Provided data

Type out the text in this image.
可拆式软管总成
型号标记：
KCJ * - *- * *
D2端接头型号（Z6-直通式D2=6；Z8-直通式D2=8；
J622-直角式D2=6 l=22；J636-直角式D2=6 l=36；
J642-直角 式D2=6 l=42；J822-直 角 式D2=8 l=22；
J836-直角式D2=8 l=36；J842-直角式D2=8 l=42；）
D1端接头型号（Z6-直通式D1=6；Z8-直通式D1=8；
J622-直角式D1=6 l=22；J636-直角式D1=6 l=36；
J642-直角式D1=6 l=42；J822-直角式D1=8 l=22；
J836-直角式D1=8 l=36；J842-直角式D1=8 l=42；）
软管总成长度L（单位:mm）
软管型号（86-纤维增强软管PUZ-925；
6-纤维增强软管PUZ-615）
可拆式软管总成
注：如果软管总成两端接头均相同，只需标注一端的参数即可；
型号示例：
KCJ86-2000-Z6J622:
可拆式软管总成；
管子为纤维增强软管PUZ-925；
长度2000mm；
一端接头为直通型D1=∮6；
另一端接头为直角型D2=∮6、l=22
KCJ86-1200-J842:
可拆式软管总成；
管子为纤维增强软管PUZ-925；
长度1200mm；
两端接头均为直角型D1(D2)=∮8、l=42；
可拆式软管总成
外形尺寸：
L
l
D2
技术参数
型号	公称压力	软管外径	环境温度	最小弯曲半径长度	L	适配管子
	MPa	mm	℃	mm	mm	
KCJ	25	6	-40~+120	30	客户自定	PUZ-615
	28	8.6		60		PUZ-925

Stated exercise
Copy out the full listing exactly.

Full response
Type out the text in this image.
可拆式软管总成
型号标记：
KCJ * - *- * *
D2端接头型号（Z6-直通式D2=6；Z8-直通式D2=8；
J622-直角式D2=6 l=22；J636-直角式D2=6 l=36；
J642-直角 式D2=6 l=42；J822-直 角 式D2=8 l=22；
J836-直角式D2=8 l=36；J842-直角式D2=8 l=42；）
D1端接头型号（Z6-直通式D1=6；Z8-直通式D1=8；
J622-直角式D1=6 l=22；J636-直角式D1=6 l=36；
J642-直角式D1=6 l=42；J822-直角式D1=8 l=22；
J836-直角式D1=8 l=36；J842-直角式D1=8 l=42；）
软管总成长度L（单位:mm）
软管型号（86-纤维增强软管PUZ-925；
6-纤维增强软管PUZ-615）
可拆式软管总成
注：如果软管总成两端接头均相同，只需标注一端的参数即可；
型号示例：
KCJ86-2000-Z6J622:
可拆式软管总成；
管子为纤维增强软管PUZ-925；
长度2000mm；
一端接头为直通型D1=∮6；
另一端接头为直角型D2=∮6、l=22
KCJ86-1200-J842:
可拆式软管总成；
管子为纤维增强软管PUZ-925；
长度1200mm；
两端接头均为直角型D1(D2)=∮8、l=42；
可拆式软管总成
外形尺寸：
L
l
D2
技术参数
型号	公称压力	软管外径	环境温度	最小弯曲半径长度	L	适配管子
	MPa	mm	℃	mm	mm	
KCJ	25	6	-40~+120	30	客户自定	PUZ-615
	28	8.6		60		PUZ-925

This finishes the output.